-------- Task data --------
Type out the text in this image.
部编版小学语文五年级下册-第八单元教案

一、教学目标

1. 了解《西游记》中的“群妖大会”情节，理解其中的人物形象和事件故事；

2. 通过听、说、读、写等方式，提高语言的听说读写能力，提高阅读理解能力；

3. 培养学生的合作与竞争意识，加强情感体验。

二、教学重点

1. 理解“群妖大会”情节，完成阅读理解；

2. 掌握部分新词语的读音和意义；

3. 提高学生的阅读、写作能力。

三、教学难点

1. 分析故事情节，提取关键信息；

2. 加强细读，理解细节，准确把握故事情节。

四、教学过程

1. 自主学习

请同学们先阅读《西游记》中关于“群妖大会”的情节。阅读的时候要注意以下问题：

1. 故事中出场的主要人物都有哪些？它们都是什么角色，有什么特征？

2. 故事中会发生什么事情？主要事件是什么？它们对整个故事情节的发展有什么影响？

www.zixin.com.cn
--------
▶ **Exercise description**
Your task is to give the records above again, exactly.

▶ **Final result**
Type out the text in this image.
部编版小学语文五年级下册-第八单元教案

一、教学目标

1. 了解《西游记》中的“群妖大会”情节，理解其中的人物形象和事件故事；

2. 通过听、说、读、写等方式，提高语言的听说读写能力，提高阅读理解能力；

3. 培养学生的合作与竞争意识，加强情感体验。

二、教学重点

1. 理解“群妖大会”情节，完成阅读理解；

2. 掌握部分新词语的读音和意义；

3. 提高学生的阅读、写作能力。

三、教学难点

1. 分析故事情节，提取关键信息；

2. 加强细读，理解细节，准确把握故事情节。

四、教学过程

1. 自主学习

请同学们先阅读《西游记》中关于“群妖大会”的情节。阅读的时候要注意以下问题：

1. 故事中出场的主要人物都有哪些？它们都是什么角色，有什么特征？

2. 故事中会发生什么事情？主要事件是什么？它们对整个故事情节的发展有什么影响？

www.zixin.com.cn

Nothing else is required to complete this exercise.